BEGIN RAW RECORDS

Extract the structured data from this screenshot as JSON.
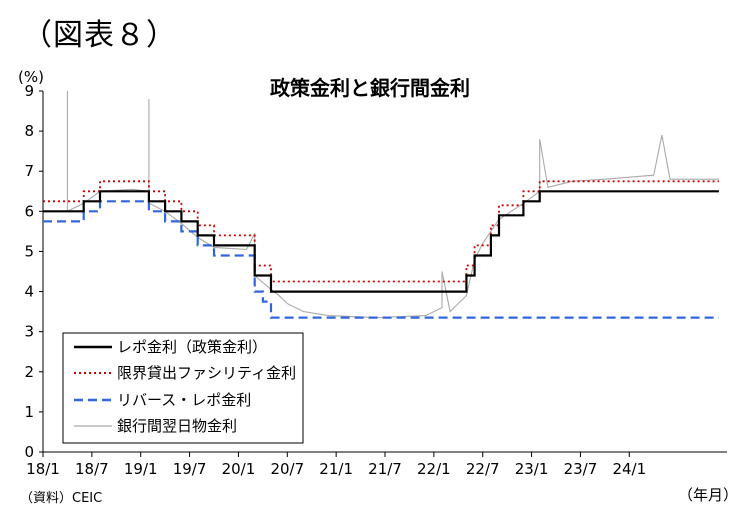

END RAW RECORDS
BEGIN RAW RECORDS

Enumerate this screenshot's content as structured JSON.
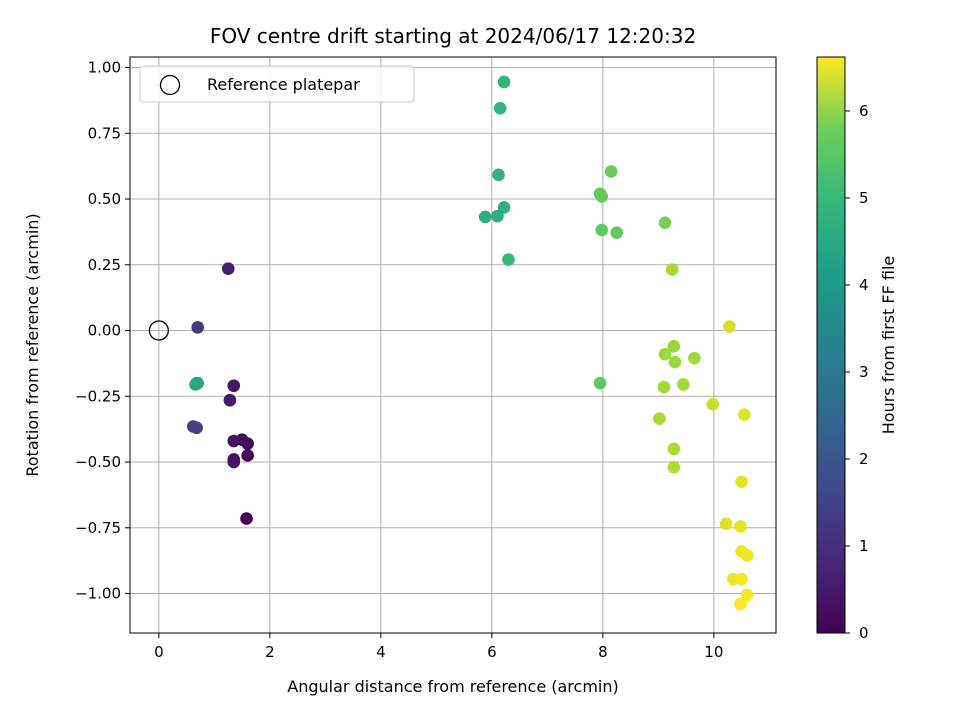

END RAW RECORDS
BEGIN RAW RECORDS

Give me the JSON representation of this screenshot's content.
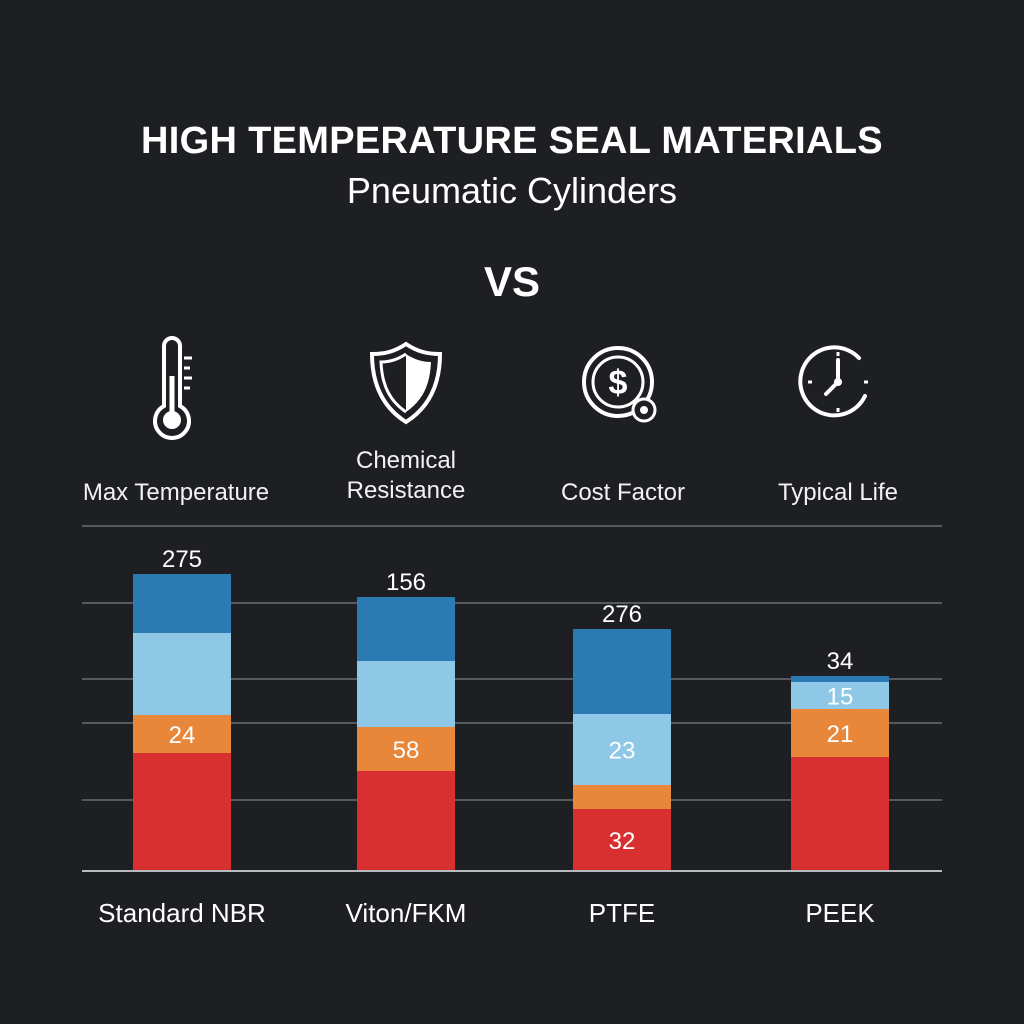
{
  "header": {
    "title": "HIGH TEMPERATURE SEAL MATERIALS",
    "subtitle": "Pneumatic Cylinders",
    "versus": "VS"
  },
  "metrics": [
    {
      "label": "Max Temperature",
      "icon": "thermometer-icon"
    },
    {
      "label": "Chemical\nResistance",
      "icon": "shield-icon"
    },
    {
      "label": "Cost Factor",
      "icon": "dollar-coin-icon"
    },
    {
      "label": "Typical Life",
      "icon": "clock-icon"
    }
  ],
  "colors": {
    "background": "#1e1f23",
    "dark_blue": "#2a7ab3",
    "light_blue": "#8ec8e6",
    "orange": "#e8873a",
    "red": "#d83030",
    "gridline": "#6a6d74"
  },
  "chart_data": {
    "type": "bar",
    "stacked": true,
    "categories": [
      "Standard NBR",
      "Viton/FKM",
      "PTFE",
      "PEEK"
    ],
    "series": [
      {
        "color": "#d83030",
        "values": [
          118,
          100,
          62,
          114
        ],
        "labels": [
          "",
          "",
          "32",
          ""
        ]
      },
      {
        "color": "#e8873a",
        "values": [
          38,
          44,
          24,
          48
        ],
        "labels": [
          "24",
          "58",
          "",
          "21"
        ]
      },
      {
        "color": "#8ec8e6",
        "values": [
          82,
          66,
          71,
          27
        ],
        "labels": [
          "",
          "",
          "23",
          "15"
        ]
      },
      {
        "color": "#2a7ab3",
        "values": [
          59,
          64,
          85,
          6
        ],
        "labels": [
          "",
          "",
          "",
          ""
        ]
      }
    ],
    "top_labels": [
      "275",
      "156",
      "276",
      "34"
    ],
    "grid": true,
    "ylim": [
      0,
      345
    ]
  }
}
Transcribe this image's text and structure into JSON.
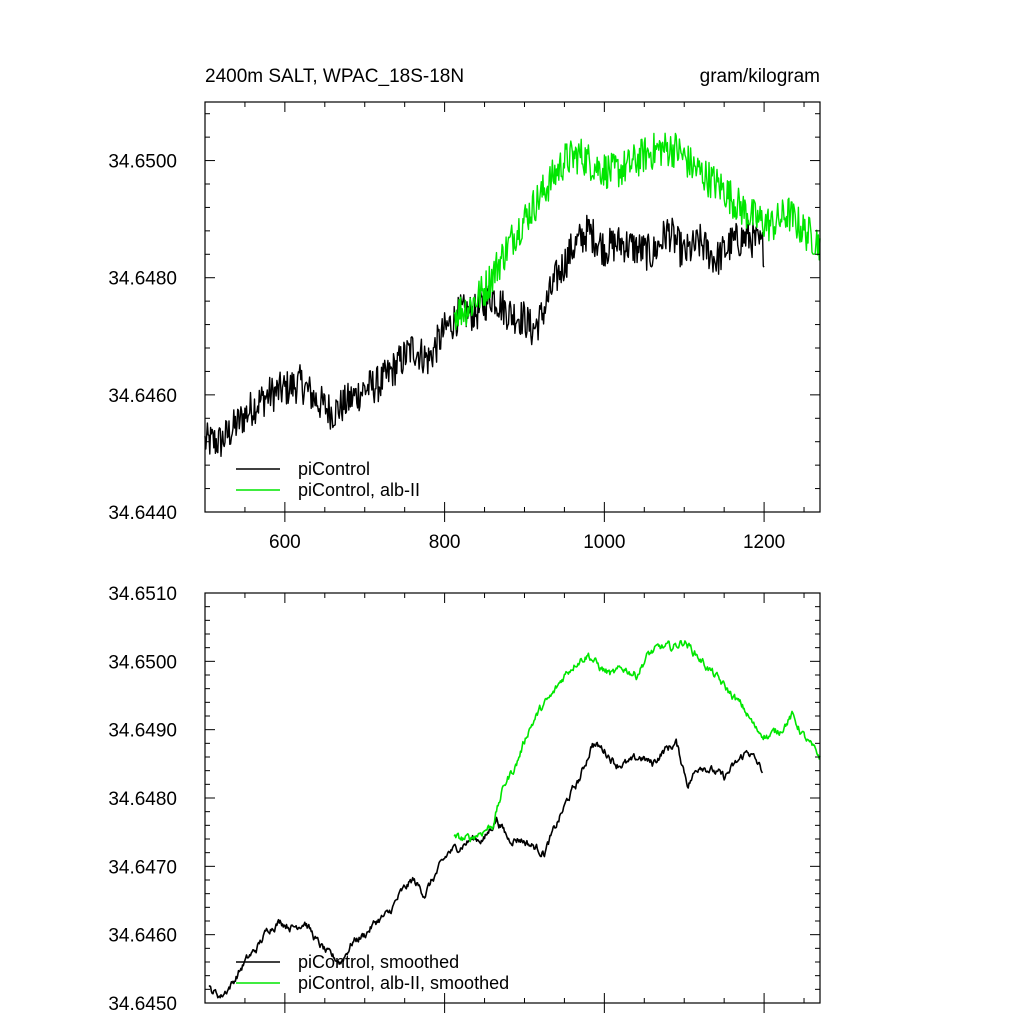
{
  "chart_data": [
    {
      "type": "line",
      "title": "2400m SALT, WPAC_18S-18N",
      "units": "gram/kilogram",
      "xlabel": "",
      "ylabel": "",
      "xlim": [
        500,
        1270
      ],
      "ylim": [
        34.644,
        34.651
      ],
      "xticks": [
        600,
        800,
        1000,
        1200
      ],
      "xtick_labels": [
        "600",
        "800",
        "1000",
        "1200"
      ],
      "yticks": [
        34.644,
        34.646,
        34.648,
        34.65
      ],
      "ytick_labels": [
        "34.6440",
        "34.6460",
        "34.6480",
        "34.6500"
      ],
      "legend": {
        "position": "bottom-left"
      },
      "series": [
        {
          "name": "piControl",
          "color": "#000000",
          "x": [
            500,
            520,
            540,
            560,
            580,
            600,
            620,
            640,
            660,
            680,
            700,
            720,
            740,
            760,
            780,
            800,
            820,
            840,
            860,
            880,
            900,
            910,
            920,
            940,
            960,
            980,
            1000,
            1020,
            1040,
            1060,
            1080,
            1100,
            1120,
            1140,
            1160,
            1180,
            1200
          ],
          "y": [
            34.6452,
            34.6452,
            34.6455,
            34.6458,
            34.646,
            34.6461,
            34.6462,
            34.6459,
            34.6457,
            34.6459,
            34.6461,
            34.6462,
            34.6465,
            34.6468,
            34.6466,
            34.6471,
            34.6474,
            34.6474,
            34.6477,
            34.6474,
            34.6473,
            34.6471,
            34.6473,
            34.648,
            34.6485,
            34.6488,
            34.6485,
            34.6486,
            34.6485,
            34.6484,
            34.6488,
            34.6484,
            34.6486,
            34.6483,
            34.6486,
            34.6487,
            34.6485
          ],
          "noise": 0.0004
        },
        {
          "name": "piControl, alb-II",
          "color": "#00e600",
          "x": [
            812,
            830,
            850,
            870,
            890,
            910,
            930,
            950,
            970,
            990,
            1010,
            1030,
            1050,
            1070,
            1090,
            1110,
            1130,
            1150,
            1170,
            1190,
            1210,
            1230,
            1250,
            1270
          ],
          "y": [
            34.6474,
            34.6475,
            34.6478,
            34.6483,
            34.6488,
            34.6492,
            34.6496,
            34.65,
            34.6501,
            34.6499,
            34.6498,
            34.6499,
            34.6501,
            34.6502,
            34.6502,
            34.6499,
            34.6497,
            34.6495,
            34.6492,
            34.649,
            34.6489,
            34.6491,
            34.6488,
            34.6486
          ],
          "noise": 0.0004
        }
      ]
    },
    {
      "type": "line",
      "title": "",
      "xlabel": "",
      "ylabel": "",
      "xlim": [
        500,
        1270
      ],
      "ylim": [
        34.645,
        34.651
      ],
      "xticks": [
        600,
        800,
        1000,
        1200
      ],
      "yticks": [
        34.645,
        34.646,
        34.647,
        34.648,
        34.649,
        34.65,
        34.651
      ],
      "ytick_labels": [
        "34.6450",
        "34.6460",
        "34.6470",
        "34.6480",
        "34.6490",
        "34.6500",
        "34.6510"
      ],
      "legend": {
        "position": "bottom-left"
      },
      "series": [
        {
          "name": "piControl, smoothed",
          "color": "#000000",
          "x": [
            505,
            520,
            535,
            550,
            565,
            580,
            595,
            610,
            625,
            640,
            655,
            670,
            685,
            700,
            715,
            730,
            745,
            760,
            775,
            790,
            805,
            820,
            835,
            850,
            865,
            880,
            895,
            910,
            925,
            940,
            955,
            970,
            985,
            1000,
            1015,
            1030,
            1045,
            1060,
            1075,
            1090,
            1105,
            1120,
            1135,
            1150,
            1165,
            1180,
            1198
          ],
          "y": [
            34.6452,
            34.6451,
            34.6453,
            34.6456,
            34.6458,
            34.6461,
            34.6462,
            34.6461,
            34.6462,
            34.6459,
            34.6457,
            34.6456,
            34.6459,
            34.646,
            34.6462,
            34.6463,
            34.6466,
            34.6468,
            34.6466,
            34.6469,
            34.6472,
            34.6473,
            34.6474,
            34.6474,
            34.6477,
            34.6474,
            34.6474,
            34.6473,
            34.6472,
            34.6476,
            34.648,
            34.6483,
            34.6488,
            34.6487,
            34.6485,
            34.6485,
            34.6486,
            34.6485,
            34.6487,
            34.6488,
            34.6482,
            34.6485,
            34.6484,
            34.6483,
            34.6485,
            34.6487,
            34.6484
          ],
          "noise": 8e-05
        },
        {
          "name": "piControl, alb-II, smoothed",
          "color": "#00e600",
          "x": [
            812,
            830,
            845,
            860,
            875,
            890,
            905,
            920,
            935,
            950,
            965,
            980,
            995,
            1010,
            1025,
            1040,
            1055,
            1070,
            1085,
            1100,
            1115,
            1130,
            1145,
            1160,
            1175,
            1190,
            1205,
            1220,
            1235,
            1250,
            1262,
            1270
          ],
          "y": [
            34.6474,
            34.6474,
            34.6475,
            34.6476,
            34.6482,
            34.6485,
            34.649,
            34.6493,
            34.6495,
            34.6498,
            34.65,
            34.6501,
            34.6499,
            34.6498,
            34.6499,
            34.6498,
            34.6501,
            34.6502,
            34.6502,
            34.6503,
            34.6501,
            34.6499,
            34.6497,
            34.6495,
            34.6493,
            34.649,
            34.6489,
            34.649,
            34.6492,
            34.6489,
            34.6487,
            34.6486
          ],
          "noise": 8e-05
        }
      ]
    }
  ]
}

END RAW RECORDS

Your task is to gather every line with the word "structured" and copy it.

RESULT FOR THIS EXERCISE:
Extract the structured data from this screenshot as JSON.
Enumerate this screenshot's content as structured JSON.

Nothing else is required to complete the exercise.